- [What to do]:
In the material below, identify each line bearing the word "représentatifs". Reproduce those lines.

⟨

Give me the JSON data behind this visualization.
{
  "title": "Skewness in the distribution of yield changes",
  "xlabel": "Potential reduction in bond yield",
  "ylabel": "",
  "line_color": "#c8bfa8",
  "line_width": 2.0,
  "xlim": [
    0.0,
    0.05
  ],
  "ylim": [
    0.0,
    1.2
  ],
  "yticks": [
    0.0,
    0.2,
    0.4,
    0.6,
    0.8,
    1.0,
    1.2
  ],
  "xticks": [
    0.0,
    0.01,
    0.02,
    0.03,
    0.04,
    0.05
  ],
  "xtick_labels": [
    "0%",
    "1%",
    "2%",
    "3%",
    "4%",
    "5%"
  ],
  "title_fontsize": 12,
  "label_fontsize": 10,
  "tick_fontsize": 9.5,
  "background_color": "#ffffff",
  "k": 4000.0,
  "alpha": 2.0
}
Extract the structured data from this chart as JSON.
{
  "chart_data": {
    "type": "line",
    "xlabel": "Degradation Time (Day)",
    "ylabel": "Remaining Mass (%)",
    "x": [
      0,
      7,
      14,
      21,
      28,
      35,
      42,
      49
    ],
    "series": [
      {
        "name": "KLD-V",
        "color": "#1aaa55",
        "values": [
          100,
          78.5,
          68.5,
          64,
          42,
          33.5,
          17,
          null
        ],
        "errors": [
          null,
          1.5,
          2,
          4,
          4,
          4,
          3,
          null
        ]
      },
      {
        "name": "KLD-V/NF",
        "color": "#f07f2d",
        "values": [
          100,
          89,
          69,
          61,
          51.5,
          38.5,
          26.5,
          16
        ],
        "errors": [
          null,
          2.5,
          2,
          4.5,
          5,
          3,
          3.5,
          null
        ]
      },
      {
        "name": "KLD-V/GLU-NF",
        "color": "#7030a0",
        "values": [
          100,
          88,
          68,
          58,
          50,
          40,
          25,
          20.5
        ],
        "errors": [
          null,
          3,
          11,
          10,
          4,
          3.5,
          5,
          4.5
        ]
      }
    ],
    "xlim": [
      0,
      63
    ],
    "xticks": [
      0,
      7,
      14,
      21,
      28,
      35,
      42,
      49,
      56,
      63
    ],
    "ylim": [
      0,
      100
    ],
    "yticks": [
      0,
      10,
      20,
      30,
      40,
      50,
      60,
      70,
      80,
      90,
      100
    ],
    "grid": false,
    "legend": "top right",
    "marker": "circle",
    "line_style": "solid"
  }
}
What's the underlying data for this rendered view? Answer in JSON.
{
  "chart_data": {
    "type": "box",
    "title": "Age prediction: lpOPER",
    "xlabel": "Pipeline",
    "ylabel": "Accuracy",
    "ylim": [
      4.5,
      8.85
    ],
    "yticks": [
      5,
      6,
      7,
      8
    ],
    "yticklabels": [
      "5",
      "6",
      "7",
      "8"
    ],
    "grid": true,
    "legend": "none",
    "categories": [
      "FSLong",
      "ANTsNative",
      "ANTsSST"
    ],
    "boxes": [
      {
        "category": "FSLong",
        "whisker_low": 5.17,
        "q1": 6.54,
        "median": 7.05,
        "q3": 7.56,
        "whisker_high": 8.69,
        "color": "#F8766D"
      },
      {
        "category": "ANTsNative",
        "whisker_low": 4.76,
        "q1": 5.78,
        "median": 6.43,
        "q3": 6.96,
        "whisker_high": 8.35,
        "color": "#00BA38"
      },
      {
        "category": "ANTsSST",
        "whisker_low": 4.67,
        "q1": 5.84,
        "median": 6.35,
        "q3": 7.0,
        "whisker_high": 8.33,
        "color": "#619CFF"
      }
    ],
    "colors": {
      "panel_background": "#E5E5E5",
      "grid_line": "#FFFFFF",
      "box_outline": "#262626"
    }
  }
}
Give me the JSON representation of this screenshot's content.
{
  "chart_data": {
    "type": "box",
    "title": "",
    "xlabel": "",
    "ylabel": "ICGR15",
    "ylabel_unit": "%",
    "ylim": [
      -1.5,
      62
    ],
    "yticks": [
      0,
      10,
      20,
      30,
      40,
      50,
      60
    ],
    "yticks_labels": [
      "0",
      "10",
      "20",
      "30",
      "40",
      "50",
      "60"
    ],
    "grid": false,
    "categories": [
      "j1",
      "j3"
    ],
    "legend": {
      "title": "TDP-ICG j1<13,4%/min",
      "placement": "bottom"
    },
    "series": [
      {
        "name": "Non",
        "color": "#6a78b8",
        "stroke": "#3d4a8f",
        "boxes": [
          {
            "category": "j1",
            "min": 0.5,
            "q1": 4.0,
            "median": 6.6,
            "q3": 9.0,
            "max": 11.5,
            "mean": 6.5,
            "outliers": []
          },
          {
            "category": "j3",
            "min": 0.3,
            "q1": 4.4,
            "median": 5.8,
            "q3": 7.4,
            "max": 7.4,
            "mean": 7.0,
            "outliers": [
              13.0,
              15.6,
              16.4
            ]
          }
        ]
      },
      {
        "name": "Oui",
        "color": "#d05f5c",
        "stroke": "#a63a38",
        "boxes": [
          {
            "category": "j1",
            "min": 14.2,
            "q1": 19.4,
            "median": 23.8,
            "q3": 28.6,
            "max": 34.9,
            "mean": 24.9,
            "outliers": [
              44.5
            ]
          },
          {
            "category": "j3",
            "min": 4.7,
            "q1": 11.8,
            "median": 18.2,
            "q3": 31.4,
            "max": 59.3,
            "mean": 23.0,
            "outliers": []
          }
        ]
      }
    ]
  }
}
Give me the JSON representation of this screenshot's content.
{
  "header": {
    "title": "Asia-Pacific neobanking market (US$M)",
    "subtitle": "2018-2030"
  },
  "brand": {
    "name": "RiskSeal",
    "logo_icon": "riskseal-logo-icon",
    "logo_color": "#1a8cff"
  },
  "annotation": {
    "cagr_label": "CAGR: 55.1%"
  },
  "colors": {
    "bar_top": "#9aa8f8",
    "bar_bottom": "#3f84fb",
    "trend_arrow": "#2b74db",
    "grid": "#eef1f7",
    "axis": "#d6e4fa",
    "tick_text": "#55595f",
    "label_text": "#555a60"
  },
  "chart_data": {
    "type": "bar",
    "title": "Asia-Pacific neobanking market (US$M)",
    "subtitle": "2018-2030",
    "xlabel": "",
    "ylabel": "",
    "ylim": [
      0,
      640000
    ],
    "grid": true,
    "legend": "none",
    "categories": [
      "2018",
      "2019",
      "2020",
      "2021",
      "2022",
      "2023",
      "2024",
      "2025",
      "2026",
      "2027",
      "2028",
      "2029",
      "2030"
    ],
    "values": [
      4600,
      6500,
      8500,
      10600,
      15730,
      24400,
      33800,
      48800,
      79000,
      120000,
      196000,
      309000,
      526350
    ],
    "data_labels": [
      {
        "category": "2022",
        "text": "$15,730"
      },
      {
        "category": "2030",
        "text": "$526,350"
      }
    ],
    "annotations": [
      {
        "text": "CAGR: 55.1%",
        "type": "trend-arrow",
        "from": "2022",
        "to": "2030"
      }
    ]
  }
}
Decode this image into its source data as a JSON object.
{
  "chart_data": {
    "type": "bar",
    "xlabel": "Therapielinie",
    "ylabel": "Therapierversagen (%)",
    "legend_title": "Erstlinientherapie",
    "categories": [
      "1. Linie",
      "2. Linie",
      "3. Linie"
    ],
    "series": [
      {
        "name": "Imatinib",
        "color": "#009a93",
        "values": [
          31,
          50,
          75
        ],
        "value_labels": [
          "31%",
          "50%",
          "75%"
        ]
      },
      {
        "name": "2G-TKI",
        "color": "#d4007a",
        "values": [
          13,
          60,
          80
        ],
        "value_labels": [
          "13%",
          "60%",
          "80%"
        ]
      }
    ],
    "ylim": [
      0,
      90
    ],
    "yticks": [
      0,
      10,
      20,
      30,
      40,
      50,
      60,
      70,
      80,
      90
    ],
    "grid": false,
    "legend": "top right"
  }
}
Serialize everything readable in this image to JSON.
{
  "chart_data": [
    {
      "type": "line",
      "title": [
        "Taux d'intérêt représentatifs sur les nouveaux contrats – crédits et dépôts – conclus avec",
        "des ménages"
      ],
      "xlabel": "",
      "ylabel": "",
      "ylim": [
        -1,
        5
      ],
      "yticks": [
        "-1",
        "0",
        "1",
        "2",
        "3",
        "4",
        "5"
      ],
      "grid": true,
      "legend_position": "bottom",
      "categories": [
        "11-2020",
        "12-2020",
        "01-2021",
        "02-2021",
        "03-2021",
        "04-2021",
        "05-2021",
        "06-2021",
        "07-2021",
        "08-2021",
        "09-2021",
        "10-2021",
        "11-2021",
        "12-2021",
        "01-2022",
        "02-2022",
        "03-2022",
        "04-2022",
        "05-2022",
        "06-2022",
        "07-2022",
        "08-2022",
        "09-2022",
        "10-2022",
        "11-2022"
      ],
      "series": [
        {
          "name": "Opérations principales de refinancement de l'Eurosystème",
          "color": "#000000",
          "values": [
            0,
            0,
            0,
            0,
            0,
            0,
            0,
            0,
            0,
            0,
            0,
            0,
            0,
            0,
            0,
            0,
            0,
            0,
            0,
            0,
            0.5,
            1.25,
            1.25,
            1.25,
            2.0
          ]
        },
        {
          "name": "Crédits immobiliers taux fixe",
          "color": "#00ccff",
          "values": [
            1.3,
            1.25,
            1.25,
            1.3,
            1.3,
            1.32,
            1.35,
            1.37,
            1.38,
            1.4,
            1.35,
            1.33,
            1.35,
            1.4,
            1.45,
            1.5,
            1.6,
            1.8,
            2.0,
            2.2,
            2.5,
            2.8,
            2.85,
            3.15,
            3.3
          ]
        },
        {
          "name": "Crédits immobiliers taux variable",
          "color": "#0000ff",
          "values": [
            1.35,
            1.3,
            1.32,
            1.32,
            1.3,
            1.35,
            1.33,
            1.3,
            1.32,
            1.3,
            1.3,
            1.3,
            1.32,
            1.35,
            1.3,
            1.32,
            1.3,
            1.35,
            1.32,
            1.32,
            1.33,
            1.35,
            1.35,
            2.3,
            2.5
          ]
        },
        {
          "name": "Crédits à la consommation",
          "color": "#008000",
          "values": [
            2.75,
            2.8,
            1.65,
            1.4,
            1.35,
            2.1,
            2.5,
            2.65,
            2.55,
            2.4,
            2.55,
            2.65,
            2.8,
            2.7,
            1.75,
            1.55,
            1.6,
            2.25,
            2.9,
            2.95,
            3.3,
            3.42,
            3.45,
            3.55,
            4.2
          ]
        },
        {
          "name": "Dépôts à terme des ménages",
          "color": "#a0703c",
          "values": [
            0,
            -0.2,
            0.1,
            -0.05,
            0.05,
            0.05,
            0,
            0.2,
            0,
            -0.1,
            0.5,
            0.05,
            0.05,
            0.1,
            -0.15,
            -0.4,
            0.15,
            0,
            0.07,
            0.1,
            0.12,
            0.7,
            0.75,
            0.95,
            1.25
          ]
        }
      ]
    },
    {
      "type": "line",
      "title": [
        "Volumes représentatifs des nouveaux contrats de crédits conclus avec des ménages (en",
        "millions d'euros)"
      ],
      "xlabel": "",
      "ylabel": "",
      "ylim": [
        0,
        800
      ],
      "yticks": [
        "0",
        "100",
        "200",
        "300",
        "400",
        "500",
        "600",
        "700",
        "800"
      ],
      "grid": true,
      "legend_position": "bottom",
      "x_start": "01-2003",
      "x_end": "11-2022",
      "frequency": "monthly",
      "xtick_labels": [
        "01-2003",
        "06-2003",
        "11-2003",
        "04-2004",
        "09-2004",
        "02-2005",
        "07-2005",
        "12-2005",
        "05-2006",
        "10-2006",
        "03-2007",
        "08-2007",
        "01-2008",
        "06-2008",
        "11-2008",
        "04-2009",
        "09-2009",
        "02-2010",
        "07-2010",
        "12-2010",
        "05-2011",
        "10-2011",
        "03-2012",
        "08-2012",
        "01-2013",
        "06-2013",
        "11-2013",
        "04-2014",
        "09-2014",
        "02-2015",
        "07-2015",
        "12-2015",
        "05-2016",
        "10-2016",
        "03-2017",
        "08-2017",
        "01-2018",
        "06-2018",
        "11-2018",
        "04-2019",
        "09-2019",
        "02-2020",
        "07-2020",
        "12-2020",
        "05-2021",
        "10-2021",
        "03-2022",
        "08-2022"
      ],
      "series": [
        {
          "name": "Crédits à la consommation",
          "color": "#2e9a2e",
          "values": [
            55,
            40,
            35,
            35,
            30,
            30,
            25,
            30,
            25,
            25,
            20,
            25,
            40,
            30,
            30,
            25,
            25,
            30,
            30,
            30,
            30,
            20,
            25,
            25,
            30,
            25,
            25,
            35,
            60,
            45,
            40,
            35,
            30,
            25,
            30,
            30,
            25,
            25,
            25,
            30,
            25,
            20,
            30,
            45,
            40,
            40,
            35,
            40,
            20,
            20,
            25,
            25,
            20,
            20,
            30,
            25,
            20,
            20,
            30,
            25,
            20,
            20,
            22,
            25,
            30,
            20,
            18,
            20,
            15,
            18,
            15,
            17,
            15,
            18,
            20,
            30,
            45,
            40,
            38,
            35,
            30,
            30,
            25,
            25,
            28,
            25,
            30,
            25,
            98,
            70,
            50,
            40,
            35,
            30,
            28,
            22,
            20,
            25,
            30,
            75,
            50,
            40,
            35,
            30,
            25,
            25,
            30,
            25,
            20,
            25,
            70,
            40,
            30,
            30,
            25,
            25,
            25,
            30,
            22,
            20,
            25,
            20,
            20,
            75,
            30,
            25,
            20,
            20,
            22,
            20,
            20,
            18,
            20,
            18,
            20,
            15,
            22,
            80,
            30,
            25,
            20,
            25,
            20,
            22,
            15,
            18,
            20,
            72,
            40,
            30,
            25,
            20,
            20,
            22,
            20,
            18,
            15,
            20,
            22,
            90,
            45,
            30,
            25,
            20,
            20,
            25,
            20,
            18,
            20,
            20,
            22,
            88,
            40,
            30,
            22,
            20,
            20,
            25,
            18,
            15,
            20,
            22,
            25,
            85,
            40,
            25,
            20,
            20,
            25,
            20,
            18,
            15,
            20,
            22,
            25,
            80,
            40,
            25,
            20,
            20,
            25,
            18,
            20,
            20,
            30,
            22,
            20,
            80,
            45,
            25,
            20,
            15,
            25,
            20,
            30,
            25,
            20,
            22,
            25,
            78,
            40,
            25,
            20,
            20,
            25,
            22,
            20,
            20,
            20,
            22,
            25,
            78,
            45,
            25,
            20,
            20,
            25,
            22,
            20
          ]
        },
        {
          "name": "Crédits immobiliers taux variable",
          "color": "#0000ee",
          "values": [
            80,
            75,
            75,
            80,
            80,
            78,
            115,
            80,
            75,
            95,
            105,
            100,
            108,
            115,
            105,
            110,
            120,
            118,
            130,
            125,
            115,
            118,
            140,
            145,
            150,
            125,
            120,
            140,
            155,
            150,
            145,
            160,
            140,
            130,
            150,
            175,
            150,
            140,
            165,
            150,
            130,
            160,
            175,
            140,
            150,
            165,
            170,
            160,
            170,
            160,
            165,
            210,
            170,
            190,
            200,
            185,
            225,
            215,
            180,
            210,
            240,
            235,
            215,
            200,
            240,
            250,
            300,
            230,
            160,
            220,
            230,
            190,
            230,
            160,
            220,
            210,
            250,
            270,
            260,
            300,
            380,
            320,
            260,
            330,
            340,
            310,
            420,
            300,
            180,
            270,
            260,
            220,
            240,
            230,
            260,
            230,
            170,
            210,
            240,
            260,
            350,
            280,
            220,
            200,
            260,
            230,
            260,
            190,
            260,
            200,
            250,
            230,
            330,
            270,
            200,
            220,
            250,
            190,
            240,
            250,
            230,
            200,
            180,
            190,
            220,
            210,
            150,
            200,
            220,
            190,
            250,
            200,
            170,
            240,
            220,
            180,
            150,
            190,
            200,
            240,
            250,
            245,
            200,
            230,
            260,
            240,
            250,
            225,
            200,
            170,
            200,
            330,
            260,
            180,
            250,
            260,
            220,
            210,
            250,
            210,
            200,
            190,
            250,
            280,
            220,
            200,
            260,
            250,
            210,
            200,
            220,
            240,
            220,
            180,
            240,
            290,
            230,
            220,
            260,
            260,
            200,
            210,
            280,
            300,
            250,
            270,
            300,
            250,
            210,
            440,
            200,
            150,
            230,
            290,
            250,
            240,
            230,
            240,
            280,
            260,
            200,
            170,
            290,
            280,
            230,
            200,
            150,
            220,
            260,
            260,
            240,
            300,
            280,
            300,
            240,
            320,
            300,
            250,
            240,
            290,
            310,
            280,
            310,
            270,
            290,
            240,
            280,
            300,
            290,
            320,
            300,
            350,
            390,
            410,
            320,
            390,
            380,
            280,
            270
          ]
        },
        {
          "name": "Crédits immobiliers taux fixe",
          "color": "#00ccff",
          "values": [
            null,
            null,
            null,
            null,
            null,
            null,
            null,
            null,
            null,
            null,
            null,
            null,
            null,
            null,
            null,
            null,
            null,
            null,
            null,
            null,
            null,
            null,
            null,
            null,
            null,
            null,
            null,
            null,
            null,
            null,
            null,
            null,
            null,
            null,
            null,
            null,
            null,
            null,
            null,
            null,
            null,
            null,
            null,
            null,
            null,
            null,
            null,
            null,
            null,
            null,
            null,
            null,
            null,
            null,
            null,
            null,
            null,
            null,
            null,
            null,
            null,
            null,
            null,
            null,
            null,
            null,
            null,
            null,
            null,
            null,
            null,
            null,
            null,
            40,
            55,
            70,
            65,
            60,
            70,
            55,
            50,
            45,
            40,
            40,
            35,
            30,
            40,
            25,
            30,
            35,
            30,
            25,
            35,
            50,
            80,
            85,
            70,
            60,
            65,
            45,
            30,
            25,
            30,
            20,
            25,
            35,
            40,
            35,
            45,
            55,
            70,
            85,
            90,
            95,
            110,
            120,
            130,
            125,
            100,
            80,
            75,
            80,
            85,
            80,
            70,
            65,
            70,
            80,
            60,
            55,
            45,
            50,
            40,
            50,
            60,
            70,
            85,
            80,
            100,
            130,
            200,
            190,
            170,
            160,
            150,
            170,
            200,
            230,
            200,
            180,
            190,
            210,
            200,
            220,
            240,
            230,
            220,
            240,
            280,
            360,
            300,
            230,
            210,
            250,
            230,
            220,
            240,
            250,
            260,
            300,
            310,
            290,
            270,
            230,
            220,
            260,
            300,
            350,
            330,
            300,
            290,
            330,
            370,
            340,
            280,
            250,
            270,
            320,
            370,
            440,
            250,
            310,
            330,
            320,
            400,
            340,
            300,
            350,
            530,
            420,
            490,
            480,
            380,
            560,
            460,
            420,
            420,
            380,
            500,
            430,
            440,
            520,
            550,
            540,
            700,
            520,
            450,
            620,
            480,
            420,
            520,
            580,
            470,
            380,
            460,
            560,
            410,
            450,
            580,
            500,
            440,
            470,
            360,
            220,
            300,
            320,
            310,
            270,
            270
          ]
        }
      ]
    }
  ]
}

⟩

- [Full solution]:
        "Taux d'intérêt représentatifs sur les nouveaux contrats – crédits et dépôts – conclus avec",
        "Volumes représentatifs des nouveaux contrats de crédits conclus avec des ménages (en",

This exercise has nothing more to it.